OBJECTIVE:
Each entry below should be returned exactly as is, with the pictures removed.

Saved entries
....
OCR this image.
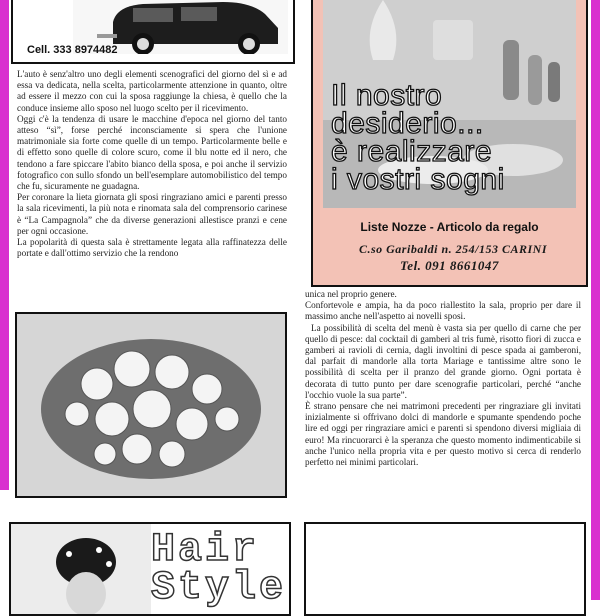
Cell. 333 8974482
Il nostro
desiderio...
è realizzare
i vostri sogni
Liste Nozze - Articolo da regalo
C.so Garibaldi n. 254/153 CARINI
Tel. 091 8661047

L'auto è senz'altro uno degli elementi scenografici del giorno del sì e ad essa va dedicata, nella scelta, particolarmente attenzione in quanto, oltre ad essere il mezzo con cui la sposa raggiunge la chiesa, è quello che la conduce insieme allo sposo nel luogo scelto per il ricevimento.

Oggi c'è la tendenza di usare le macchine d'epoca nel giorno del tanto atteso “sì”, forse perché inconsciamente si spera che l'unione matrimoniale sia forte come quelle di un tempo. Particolarmente belle e di effetto sono quelle di colore scuro, come il blu notte ed il nero, che tendono a fare spiccare l'abito bianco della sposa, e poi anche il servizio fotografico con sullo sfondo un bell'esemplare automobilistico del tempo che fu, sicuramente ne guadagna.

Per coronare la lieta giornata gli sposi ringraziano amici e parenti presso la sala ricevimenti, la più nota e rinomata sala del comprensorio carinese è “La Campagnola” che da diverse generazioni allestisce pranzi e cene per ogni occasione.

La popolarità di questa sala è strettamente legata alla raffinatezza delle portate e dall'ottimo servizio che la rendono

unica nel proprio genere.

Confortevole e ampia, ha da poco riallestito la sala, proprio per dare il massimo anche nell'aspetto ai novelli sposi.

La possibilità di scelta del menù è vasta sia per quello di carne che per quello di pesce: dal cocktail di gamberi al tris fumè, risotto fiori di zucca e gamberi ai ravioli di cernia, dagli involtini di pesce spada ai gamberoni, dal parfait di mandorle alla torta Mariage e tantissime altre sono le possibilità di scelta per il pranzo del grande giorno. Ogni portata è decorata di tutto punto per dare scenografie particolari, perché “anche l'occhio vuole la sua parte”.

È strano pensare che nei matrimoni precedenti per ringraziare gli invitati inizialmente si offrivano dolci di mandorle e spumante spendendo poche lire ed oggi per ringraziare amici e parenti si spendono diversi migliaia di euro! Ma rincuorarci è la speranza che questo momento indimenticabile si anche l'unico nella propria vita e per questo motivo si cerca di renderlo perfetto nei minimi particolari.

Hair
Style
....
RIGHT ANSWER:
OCR this image.
Cell. 333 8974482
Il nostro
desiderio...
è realizzare
i vostri sogni
Liste Nozze - Articolo da regalo
C.so Garibaldi n. 254/153 CARINI
Tel. 091 8661047

L'auto è senz'altro uno degli elementi scenografici del giorno del sì e ad essa va dedicata, nella scelta, particolarmente attenzione in quanto, oltre ad essere il mezzo con cui la sposa raggiunge la chiesa, è quello che la conduce insieme allo sposo nel luogo scelto per il ricevimento.

Oggi c'è la tendenza di usare le macchine d'epoca nel giorno del tanto atteso “sì”, forse perché inconsciamente si spera che l'unione matrimoniale sia forte come quelle di un tempo. Particolarmente belle e di effetto sono quelle di colore scuro, come il blu notte ed il nero, che tendono a fare spiccare l'abito bianco della sposa, e poi anche il servizio fotografico con sullo sfondo un bell'esemplare automobilistico del tempo che fu, sicuramente ne guadagna.

Per coronare la lieta giornata gli sposi ringraziano amici e parenti presso la sala ricevimenti, la più nota e rinomata sala del comprensorio carinese è “La Campagnola” che da diverse generazioni allestisce pranzi e cene per ogni occasione.

La popolarità di questa sala è strettamente legata alla raffinatezza delle portate e dall'ottimo servizio che la rendono

unica nel proprio genere.

Confortevole e ampia, ha da poco riallestito la sala, proprio per dare il massimo anche nell'aspetto ai novelli sposi.

La possibilità di scelta del menù è vasta sia per quello di carne che per quello di pesce: dal cocktail di gamberi al tris fumè, risotto fiori di zucca e gamberi ai ravioli di cernia, dagli involtini di pesce spada ai gamberoni, dal parfait di mandorle alla torta Mariage e tantissime altre sono le possibilità di scelta per il pranzo del grande giorno. Ogni portata è decorata di tutto punto per dare scenografie particolari, perché “anche l'occhio vuole la sua parte”.

È strano pensare che nei matrimoni precedenti per ringraziare gli invitati inizialmente si offrivano dolci di mandorle e spumante spendendo poche lire ed oggi per ringraziare amici e parenti si spendono diversi migliaia di euro! Ma rincuorarci è la speranza che questo momento indimenticabile si anche l'unico nella propria vita e per questo motivo si cerca di renderlo perfetto nei minimi particolari.

Hair
Style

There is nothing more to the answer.